------ FRAGMENTO DE LA PÁGINA

Todos los hijos de Dios son iguales en cuanto a la oportunidad y las posibilidades del evangelio: todos tendrán ocasión de recibir la verdad del evangelio aquí, o ese privilegio les será concedido más adelante en el mundo de los espíritus. El evangelio y sus bendiciones deben llegar a todas las naciones y linajes antes de la Segunda Venida del Señor.

Mientras tanto, “reclamamos el privilegio de adorar a Dios Todopoderoso conforme a los dictados de nuestra propia conciencia, y permitimos a todos los hombres el mismo privilegio, que adoren cómo, dónde o lo que deseen” (Artículos de Fe 1:11). Hemos sido bendecidos con la plenitud del evangelio, pero esto no nos hace superiores en absoluto a aquellos que no han sido, hasta ahora, tan bendecidos. En realidad, nos hace más responsables ante el Señor (véase D. y C. 82:3). Nadie será eternamente desventajado por no vivir una verdad o entender un principio del que era ignorante. Dios tiene expectativas más grandes de aquellos que han recibido el testimonio revelado y que han sido bendecidos y prosperados por él. Se espera de nosotros, no, se nos requiere que seamos fieles a la luz que poseemos, que vivamos una vida digna de lo que nuestro amoroso Señor nos ha otorgado. Pero ciertamente no estamos por encima de los innumerables otros hijos e hijas de Dios esparcidos por toda la tierra.

Como partícipes del don precioso y trascendente del evangelio, nos damos cuenta de que este conocimiento es nuestro para compartir. Nosotros, como Alma y su pueblo, debemos ser generosos con todos, reuniéndonos a menudo para unirnos en ayuno y oración en nombre de aquellos que no conocen el evangelio restaurado (véase Alma 6:5-6; véase también Alma 5:49). El conocimiento de nuestras bendiciones y responsabilidades debería llenarnos de humildad y amor por aquellos que aún no son partícipes de la plenitud del evangelio. En lugar de arrogancia, sentimos un profundo sentido de responsabilidad; en lugar de vanidad, experimentamos un cambio de corazón poderoso y sentimos “cantar el cántico del amor redentor” (Alma 5:26). Más que nada, cuando vivimos el evangelio de Jesucristo, sentimos su amor puro y queremos que otros sientan ese amor de nosotros (véase Moroni 7:47). El presidente Howard W. Hunter habló de nuestra responsabilidad:

“Deseamos que los hombres y mujeres en todas partes puedan entender y encontrar el gozo y la paz que provienen del conocimiento de que todas las personas son hijos de Dios y, por lo tanto, hermanos y hermanas, literalmente, en realidad, y de hecho, sin importar la raza, el color, el idioma o la creencia religiosa… Nos recuerda, mientras participamos en la conferencia, el profundo compromiso que tenemos con nuestros semejantes, nuestros hermanos y hermanas en todo el mundo. Es un compromiso de compartir con ellos un don que ha llegado a nosotros y el mayor don que podríamos darles: una comprensión de la plenitud del evangelio. Estamos comprometidos a declarar a todo el mundo que Jesús de Nazaret es el Salvador de la humanidad, que ha pagado por nuestros pecados mediante su sacrificio expiatorio, que ha resucitado de entre los muertos, y que vive hoy. Nuestra responsabilidad es ayudar a las personas del mundo a entender la verdadera naturaleza de nuestro Padre Celestial: que es un Dios personal, un Padre amoroso, y alguien a quien cada uno de nosotros puede acudir con nuestros problemas y preocupaciones.”

------------
------ DATOS PROPORCIONADOS

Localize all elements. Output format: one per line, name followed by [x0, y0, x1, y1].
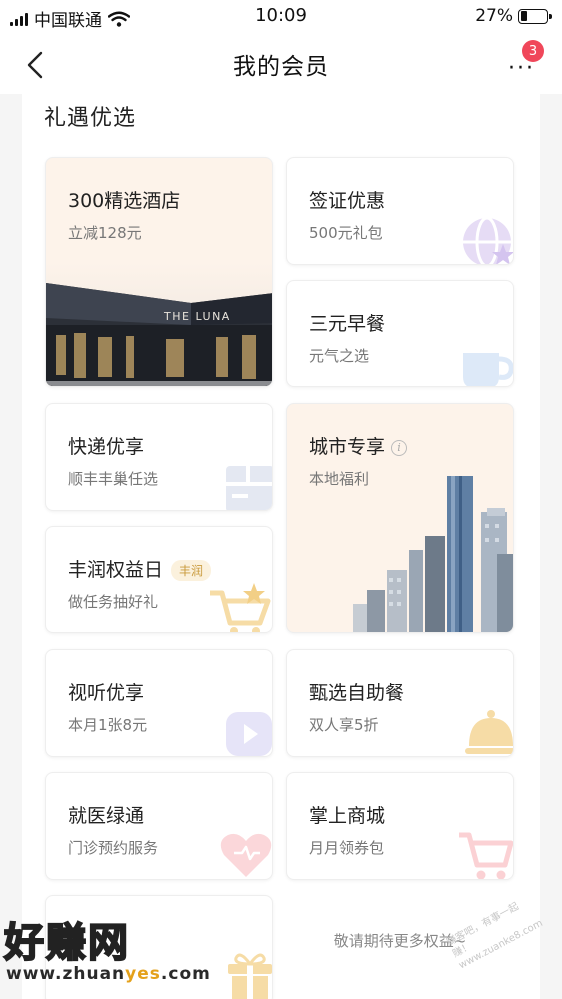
cup-icon	[463, 353, 513, 386]
card-mall[interactable]: 掌上商城 月月领券包	[286, 772, 514, 880]
card-title: 就医绿通	[68, 805, 145, 827]
ellipsis-icon: ···	[508, 56, 535, 81]
heart-icon	[220, 833, 272, 877]
card-title: 快递优享	[68, 436, 145, 458]
card-title: 丰润权益日 丰润	[68, 555, 212, 582]
skyline-image	[353, 476, 513, 632]
card-medical[interactable]: 就医绿通 门诊预约服务	[45, 772, 273, 880]
card-title: 甄选自助餐	[309, 682, 405, 704]
section-title: 礼遇优选	[44, 106, 137, 131]
card-subtitle: 顺丰丰巢任选	[68, 470, 159, 488]
cart-icon	[459, 832, 513, 879]
card-title: 视听优享	[68, 682, 145, 704]
back-button[interactable]	[18, 48, 52, 82]
battery-icon	[518, 8, 552, 24]
cloche-icon	[465, 710, 513, 754]
cart-star-icon	[210, 583, 271, 632]
play-icon	[226, 712, 272, 756]
card-gift[interactable]	[45, 895, 273, 999]
card-title: 掌上商城	[309, 805, 386, 827]
status-bar: 中国联通 10:09 27%	[0, 0, 562, 34]
card-subtitle: 双人享5折	[309, 716, 379, 734]
card-subtitle: 月月领券包	[309, 839, 385, 857]
card-hotel[interactable]: 300精选酒店 立减128元 THE LUNA	[45, 157, 273, 387]
card-rights-day[interactable]: 丰润权益日 丰润 做任务抽好礼	[45, 526, 273, 633]
card-buffet[interactable]: 甄选自助餐 双人享5折	[286, 649, 514, 757]
page-title: 我的会员	[233, 54, 329, 80]
card-subtitle: 立减128元	[68, 224, 142, 242]
card-subtitle: 500元礼包	[309, 224, 383, 242]
nav-bar: 我的会员 ··· 3	[0, 34, 562, 94]
card-title: 三元早餐	[309, 313, 386, 335]
card-visa[interactable]: 签证优惠 500元礼包	[286, 157, 514, 265]
more-button[interactable]: ··· 3	[504, 40, 544, 82]
card-title-text: 城市专享	[309, 436, 386, 458]
hotel-sign: THE LUNA	[163, 310, 231, 323]
card-title-text: 丰润权益日	[68, 559, 164, 581]
card-title: 300精选酒店	[68, 190, 181, 212]
card-breakfast[interactable]: 三元早餐 元气之选	[286, 280, 514, 387]
card-title: 城市专享 i	[309, 432, 408, 459]
notification-badge: 3	[522, 40, 544, 62]
gift-icon	[228, 953, 272, 999]
card-av[interactable]: 视听优享 本月1张8元	[45, 649, 273, 757]
globe-icon	[463, 216, 513, 264]
card-subtitle: 元气之选	[309, 347, 370, 365]
card-subtitle: 本月1张8元	[68, 716, 148, 734]
status-right: 27%	[475, 6, 552, 26]
card-subtitle: 做任务抽好礼	[68, 593, 159, 611]
card-express[interactable]: 快递优享 顺丰丰巢任选	[45, 403, 273, 511]
card-title: 签证优惠	[309, 190, 386, 212]
parcel-icon	[226, 466, 272, 510]
chevron-left-icon	[27, 51, 43, 79]
card-subtitle: 门诊预约服务	[68, 839, 159, 857]
hotel-photo: THE LUNA	[46, 263, 272, 386]
tag-badge: 丰润	[171, 560, 212, 581]
more-benefits-note: 敬请期待更多权益~	[333, 932, 467, 950]
card-city[interactable]: 城市专享 i 本地福利	[286, 403, 514, 633]
info-icon[interactable]: i	[391, 439, 408, 456]
battery-percent: 27%	[475, 6, 513, 26]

------------

→ TAREAS DEL EJERCICIO:
a: Haz una lista de todas las citas de escrituras que el fragmento sobre el evangelio pone entre paréntesis.
b: Resume en una lista corta el párrafo del fragmento sobre el evangelio que empieza con "Como partícipes del don precioso", sin dejar fuera sus datos principales.
c: Según el fragmento sobre el evangelio, ¿cómo nos deja ante el Señor haber recibido la plenitud del evangelio?

→ LAS SOLUCIONES:
a:
- Artículos de Fe 1:11
- D. y C. 82:3
- Alma 6:5-6
- Alma 5:49
- Alma 5:26
- Moroni 7:47

b:
- El conocimiento del evangelio es para compartirlo.
- Como Alma y su pueblo, debemos ser generosos con todos y reunirnos a menudo a ayunar y orar por quienes no conocen el evangelio restaurado (Alma 6:5-6; Alma 5:49).
- Saber nuestras bendiciones y responsabilidades debería llenarnos de humildad y amor por quienes aún no tienen la plenitud del evangelio.
- En vez de arrogancia y vanidad, sentimos responsabilidad y un gran cambio de corazón, y sentimos "cantar el cántico del amor redentor" (Alma 5:26).
- Al vivir el evangelio de Jesucristo sentimos su amor puro y queremos que otros lo sientan de nosotros (Moroni 7:47).
- El presidente Howard W. Hunter habló de esta responsabilidad.

c: Nos hace más responsables ante el Señor.